= DATA FOR THIS EXERCISE =
==*==

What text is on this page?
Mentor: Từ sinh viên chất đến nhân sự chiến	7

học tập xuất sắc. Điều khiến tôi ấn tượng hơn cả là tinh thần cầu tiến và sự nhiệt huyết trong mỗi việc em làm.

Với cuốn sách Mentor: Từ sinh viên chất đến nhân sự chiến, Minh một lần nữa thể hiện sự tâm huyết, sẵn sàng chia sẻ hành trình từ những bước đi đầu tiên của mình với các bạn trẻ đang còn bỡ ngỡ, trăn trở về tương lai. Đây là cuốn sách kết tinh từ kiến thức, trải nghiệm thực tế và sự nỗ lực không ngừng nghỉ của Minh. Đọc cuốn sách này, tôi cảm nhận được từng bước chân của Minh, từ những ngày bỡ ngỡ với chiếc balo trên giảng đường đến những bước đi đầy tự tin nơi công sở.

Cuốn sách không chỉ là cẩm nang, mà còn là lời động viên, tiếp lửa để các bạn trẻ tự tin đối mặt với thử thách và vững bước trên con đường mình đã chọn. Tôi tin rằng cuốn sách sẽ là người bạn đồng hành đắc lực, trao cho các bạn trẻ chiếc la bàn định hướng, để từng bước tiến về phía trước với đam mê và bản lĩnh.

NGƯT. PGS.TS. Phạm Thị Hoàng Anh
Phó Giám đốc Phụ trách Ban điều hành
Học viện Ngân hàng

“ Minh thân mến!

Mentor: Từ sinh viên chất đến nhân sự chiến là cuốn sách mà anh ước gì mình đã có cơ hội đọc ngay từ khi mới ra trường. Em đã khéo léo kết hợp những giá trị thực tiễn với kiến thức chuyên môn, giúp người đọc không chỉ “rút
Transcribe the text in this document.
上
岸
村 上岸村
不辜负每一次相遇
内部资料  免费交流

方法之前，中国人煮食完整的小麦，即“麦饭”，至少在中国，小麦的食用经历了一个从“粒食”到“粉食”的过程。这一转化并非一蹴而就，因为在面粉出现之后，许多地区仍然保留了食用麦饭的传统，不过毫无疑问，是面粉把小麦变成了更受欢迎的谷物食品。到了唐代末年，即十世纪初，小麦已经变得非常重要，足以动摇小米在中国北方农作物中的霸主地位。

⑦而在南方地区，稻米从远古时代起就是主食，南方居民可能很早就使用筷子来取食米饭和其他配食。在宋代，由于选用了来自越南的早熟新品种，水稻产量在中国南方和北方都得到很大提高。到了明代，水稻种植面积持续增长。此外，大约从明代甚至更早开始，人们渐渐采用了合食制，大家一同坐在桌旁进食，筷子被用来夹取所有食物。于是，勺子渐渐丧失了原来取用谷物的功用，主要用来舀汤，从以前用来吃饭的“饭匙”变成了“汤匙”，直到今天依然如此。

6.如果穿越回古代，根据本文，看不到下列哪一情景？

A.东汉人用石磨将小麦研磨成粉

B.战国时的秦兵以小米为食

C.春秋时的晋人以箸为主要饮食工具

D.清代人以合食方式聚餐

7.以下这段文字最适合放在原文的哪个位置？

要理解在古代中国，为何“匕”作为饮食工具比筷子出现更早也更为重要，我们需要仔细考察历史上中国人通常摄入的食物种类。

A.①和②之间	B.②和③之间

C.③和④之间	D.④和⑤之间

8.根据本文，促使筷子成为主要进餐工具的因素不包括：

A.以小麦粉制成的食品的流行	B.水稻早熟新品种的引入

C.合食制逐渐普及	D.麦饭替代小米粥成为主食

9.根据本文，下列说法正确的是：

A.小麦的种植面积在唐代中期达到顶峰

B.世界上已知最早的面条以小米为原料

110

==*==

= TASK TO COMPLETE =
Exactly reproduce every record.

= REPLY =
What text is on this page?
Mentor: Từ sinh viên chất đến nhân sự chiến	7

học tập xuất sắc. Điều khiến tôi ấn tượng hơn cả là tinh thần cầu tiến và sự nhiệt huyết trong mỗi việc em làm.

Với cuốn sách Mentor: Từ sinh viên chất đến nhân sự chiến, Minh một lần nữa thể hiện sự tâm huyết, sẵn sàng chia sẻ hành trình từ những bước đi đầu tiên của mình với các bạn trẻ đang còn bỡ ngỡ, trăn trở về tương lai. Đây là cuốn sách kết tinh từ kiến thức, trải nghiệm thực tế và sự nỗ lực không ngừng nghỉ của Minh. Đọc cuốn sách này, tôi cảm nhận được từng bước chân của Minh, từ những ngày bỡ ngỡ với chiếc balo trên giảng đường đến những bước đi đầy tự tin nơi công sở.

Cuốn sách không chỉ là cẩm nang, mà còn là lời động viên, tiếp lửa để các bạn trẻ tự tin đối mặt với thử thách và vững bước trên con đường mình đã chọn. Tôi tin rằng cuốn sách sẽ là người bạn đồng hành đắc lực, trao cho các bạn trẻ chiếc la bàn định hướng, để từng bước tiến về phía trước với đam mê và bản lĩnh.

NGƯT. PGS.TS. Phạm Thị Hoàng Anh
Phó Giám đốc Phụ trách Ban điều hành
Học viện Ngân hàng

“ Minh thân mến!

Mentor: Từ sinh viên chất đến nhân sự chiến là cuốn sách mà anh ước gì mình đã có cơ hội đọc ngay từ khi mới ra trường. Em đã khéo léo kết hợp những giá trị thực tiễn với kiến thức chuyên môn, giúp người đọc không chỉ “rút
Transcribe the text in this document.
上
岸
村 上岸村
不辜负每一次相遇
内部资料  免费交流

方法之前，中国人煮食完整的小麦，即“麦饭”，至少在中国，小麦的食用经历了一个从“粒食”到“粉食”的过程。这一转化并非一蹴而就，因为在面粉出现之后，许多地区仍然保留了食用麦饭的传统，不过毫无疑问，是面粉把小麦变成了更受欢迎的谷物食品。到了唐代末年，即十世纪初，小麦已经变得非常重要，足以动摇小米在中国北方农作物中的霸主地位。

⑦而在南方地区，稻米从远古时代起就是主食，南方居民可能很早就使用筷子来取食米饭和其他配食。在宋代，由于选用了来自越南的早熟新品种，水稻产量在中国南方和北方都得到很大提高。到了明代，水稻种植面积持续增长。此外，大约从明代甚至更早开始，人们渐渐采用了合食制，大家一同坐在桌旁进食，筷子被用来夹取所有食物。于是，勺子渐渐丧失了原来取用谷物的功用，主要用来舀汤，从以前用来吃饭的“饭匙”变成了“汤匙”，直到今天依然如此。

6.如果穿越回古代，根据本文，看不到下列哪一情景？

A.东汉人用石磨将小麦研磨成粉

B.战国时的秦兵以小米为食

C.春秋时的晋人以箸为主要饮食工具

D.清代人以合食方式聚餐

7.以下这段文字最适合放在原文的哪个位置？

要理解在古代中国，为何“匕”作为饮食工具比筷子出现更早也更为重要，我们需要仔细考察历史上中国人通常摄入的食物种类。

A.①和②之间	B.②和③之间

C.③和④之间	D.④和⑤之间

8.根据本文，促使筷子成为主要进餐工具的因素不包括：

A.以小麦粉制成的食品的流行	B.水稻早熟新品种的引入

C.合食制逐渐普及	D.麦饭替代小米粥成为主食

9.根据本文，下列说法正确的是：

A.小麦的种植面积在唐代中期达到顶峰

B.世界上已知最早的面条以小米为原料

110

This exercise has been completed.